"""

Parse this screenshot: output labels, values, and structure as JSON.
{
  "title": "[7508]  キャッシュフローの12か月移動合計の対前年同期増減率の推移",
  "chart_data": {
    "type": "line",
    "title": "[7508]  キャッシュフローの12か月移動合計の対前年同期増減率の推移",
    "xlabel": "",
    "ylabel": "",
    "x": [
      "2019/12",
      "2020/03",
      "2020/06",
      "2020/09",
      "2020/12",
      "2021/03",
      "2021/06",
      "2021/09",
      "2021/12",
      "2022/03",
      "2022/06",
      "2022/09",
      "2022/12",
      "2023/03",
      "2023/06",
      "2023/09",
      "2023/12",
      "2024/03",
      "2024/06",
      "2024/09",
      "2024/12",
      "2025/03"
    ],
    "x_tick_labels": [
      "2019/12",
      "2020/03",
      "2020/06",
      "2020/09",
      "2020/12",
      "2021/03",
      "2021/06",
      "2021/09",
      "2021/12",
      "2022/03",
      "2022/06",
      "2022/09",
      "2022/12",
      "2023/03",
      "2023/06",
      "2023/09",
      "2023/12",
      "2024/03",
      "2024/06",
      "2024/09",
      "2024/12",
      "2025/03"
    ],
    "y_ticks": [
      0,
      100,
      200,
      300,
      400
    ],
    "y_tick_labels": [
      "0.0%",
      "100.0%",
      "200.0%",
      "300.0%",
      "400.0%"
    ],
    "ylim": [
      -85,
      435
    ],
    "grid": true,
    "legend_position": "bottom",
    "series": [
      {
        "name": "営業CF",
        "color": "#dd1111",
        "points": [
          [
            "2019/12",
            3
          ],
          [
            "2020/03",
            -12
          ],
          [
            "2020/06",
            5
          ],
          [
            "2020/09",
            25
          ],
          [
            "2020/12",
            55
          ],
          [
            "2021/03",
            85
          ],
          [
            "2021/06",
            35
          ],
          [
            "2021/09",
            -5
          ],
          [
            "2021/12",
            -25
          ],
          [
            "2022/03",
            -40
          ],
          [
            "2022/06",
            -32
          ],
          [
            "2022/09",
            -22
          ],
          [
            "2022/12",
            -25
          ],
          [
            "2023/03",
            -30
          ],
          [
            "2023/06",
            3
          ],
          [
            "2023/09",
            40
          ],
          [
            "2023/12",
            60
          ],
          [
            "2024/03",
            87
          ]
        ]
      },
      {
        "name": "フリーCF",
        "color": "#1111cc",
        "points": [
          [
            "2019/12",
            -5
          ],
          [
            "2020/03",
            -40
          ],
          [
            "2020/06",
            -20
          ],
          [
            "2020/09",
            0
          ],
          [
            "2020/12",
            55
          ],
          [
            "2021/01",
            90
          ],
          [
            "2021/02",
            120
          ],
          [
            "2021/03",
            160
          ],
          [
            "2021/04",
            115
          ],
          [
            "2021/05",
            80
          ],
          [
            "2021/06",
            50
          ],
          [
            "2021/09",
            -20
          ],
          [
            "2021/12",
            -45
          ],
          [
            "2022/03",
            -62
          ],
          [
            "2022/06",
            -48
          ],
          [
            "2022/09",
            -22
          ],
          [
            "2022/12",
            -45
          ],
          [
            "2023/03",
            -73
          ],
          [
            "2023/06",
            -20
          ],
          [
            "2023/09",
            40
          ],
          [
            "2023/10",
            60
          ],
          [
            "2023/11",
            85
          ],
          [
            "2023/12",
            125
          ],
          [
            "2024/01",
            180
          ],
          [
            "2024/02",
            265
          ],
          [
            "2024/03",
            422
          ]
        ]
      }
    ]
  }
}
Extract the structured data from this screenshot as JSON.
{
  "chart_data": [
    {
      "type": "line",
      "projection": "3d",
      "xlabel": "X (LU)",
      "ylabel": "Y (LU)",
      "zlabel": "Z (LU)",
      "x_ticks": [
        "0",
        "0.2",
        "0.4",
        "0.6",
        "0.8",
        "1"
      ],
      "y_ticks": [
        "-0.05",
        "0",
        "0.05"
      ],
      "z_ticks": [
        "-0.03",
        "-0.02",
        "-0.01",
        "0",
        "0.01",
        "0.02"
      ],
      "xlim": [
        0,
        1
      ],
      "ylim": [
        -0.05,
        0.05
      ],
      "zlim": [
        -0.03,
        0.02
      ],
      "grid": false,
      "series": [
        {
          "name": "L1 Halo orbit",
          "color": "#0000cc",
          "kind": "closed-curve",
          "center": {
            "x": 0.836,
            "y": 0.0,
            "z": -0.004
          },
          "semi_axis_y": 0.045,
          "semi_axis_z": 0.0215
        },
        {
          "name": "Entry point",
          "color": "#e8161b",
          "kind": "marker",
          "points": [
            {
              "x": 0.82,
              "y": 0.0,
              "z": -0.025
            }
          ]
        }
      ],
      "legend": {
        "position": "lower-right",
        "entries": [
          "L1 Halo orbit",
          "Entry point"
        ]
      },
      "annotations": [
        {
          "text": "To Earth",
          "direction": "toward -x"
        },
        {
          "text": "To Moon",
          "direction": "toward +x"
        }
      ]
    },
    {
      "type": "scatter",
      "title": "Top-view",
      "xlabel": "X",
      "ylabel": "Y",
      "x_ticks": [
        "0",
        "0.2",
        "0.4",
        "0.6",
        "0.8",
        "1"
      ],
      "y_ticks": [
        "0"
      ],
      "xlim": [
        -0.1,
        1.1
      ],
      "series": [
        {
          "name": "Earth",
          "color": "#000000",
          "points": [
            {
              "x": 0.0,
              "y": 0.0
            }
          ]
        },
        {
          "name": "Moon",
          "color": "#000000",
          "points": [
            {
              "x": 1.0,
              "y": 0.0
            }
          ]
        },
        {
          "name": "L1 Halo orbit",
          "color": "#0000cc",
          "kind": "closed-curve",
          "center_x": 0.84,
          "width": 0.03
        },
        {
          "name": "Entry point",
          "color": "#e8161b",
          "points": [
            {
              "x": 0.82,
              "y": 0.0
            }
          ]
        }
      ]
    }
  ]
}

"""

--- Directive ---
Extract all the material, leaving every line as it is.

--- Task output ---
Parse this screenshot: output labels, values, and structure as JSON.
{
  "title": "[7508]  キャッシュフローの12か月移動合計の対前年同期増減率の推移",
  "chart_data": {
    "type": "line",
    "title": "[7508]  キャッシュフローの12か月移動合計の対前年同期増減率の推移",
    "xlabel": "",
    "ylabel": "",
    "x": [
      "2019/12",
      "2020/03",
      "2020/06",
      "2020/09",
      "2020/12",
      "2021/03",
      "2021/06",
      "2021/09",
      "2021/12",
      "2022/03",
      "2022/06",
      "2022/09",
      "2022/12",
      "2023/03",
      "2023/06",
      "2023/09",
      "2023/12",
      "2024/03",
      "2024/06",
      "2024/09",
      "2024/12",
      "2025/03"
    ],
    "x_tick_labels": [
      "2019/12",
      "2020/03",
      "2020/06",
      "2020/09",
      "2020/12",
      "2021/03",
      "2021/06",
      "2021/09",
      "2021/12",
      "2022/03",
      "2022/06",
      "2022/09",
      "2022/12",
      "2023/03",
      "2023/06",
      "2023/09",
      "2023/12",
      "2024/03",
      "2024/06",
      "2024/09",
      "2024/12",
      "2025/03"
    ],
    "y_ticks": [
      0,
      100,
      200,
      300,
      400
    ],
    "y_tick_labels": [
      "0.0%",
      "100.0%",
      "200.0%",
      "300.0%",
      "400.0%"
    ],
    "ylim": [
      -85,
      435
    ],
    "grid": true,
    "legend_position": "bottom",
    "series": [
      {
        "name": "営業CF",
        "color": "#dd1111",
        "points": [
          [
            "2019/12",
            3
          ],
          [
            "2020/03",
            -12
          ],
          [
            "2020/06",
            5
          ],
          [
            "2020/09",
            25
          ],
          [
            "2020/12",
            55
          ],
          [
            "2021/03",
            85
          ],
          [
            "2021/06",
            35
          ],
          [
            "2021/09",
            -5
          ],
          [
            "2021/12",
            -25
          ],
          [
            "2022/03",
            -40
          ],
          [
            "2022/06",
            -32
          ],
          [
            "2022/09",
            -22
          ],
          [
            "2022/12",
            -25
          ],
          [
            "2023/03",
            -30
          ],
          [
            "2023/06",
            3
          ],
          [
            "2023/09",
            40
          ],
          [
            "2023/12",
            60
          ],
          [
            "2024/03",
            87
          ]
        ]
      },
      {
        "name": "フリーCF",
        "color": "#1111cc",
        "points": [
          [
            "2019/12",
            -5
          ],
          [
            "2020/03",
            -40
          ],
          [
            "2020/06",
            -20
          ],
          [
            "2020/09",
            0
          ],
          [
            "2020/12",
            55
          ],
          [
            "2021/01",
            90
          ],
          [
            "2021/02",
            120
          ],
          [
            "2021/03",
            160
          ],
          [
            "2021/04",
            115
          ],
          [
            "2021/05",
            80
          ],
          [
            "2021/06",
            50
          ],
          [
            "2021/09",
            -20
          ],
          [
            "2021/12",
            -45
          ],
          [
            "2022/03",
            -62
          ],
          [
            "2022/06",
            -48
          ],
          [
            "2022/09",
            -22
          ],
          [
            "2022/12",
            -45
          ],
          [
            "2023/03",
            -73
          ],
          [
            "2023/06",
            -20
          ],
          [
            "2023/09",
            40
          ],
          [
            "2023/10",
            60
          ],
          [
            "2023/11",
            85
          ],
          [
            "2023/12",
            125
          ],
          [
            "2024/01",
            180
          ],
          [
            "2024/02",
            265
          ],
          [
            "2024/03",
            422
          ]
        ]
      }
    ]
  }
}
Extract the structured data from this screenshot as JSON.
{
  "chart_data": [
    {
      "type": "line",
      "projection": "3d",
      "xlabel": "X (LU)",
      "ylabel": "Y (LU)",
      "zlabel": "Z (LU)",
      "x_ticks": [
        "0",
        "0.2",
        "0.4",
        "0.6",
        "0.8",
        "1"
      ],
      "y_ticks": [
        "-0.05",
        "0",
        "0.05"
      ],
      "z_ticks": [
        "-0.03",
        "-0.02",
        "-0.01",
        "0",
        "0.01",
        "0.02"
      ],
      "xlim": [
        0,
        1
      ],
      "ylim": [
        -0.05,
        0.05
      ],
      "zlim": [
        -0.03,
        0.02
      ],
      "grid": false,
      "series": [
        {
          "name": "L1 Halo orbit",
          "color": "#0000cc",
          "kind": "closed-curve",
          "center": {
            "x": 0.836,
            "y": 0.0,
            "z": -0.004
          },
          "semi_axis_y": 0.045,
          "semi_axis_z": 0.0215
        },
        {
          "name": "Entry point",
          "color": "#e8161b",
          "kind": "marker",
          "points": [
            {
              "x": 0.82,
              "y": 0.0,
              "z": -0.025
            }
          ]
        }
      ],
      "legend": {
        "position": "lower-right",
        "entries": [
          "L1 Halo orbit",
          "Entry point"
        ]
      },
      "annotations": [
        {
          "text": "To Earth",
          "direction": "toward -x"
        },
        {
          "text": "To Moon",
          "direction": "toward +x"
        }
      ]
    },
    {
      "type": "scatter",
      "title": "Top-view",
      "xlabel": "X",
      "ylabel": "Y",
      "x_ticks": [
        "0",
        "0.2",
        "0.4",
        "0.6",
        "0.8",
        "1"
      ],
      "y_ticks": [
        "0"
      ],
      "xlim": [
        -0.1,
        1.1
      ],
      "series": [
        {
          "name": "Earth",
          "color": "#000000",
          "points": [
            {
              "x": 0.0,
              "y": 0.0
            }
          ]
        },
        {
          "name": "Moon",
          "color": "#000000",
          "points": [
            {
              "x": 1.0,
              "y": 0.0
            }
          ]
        },
        {
          "name": "L1 Halo orbit",
          "color": "#0000cc",
          "kind": "closed-curve",
          "center_x": 0.84,
          "width": 0.03
        },
        {
          "name": "Entry point",
          "color": "#e8161b",
          "points": [
            {
              "x": 0.82,
              "y": 0.0
            }
          ]
        }
      ]
    }
  ]
}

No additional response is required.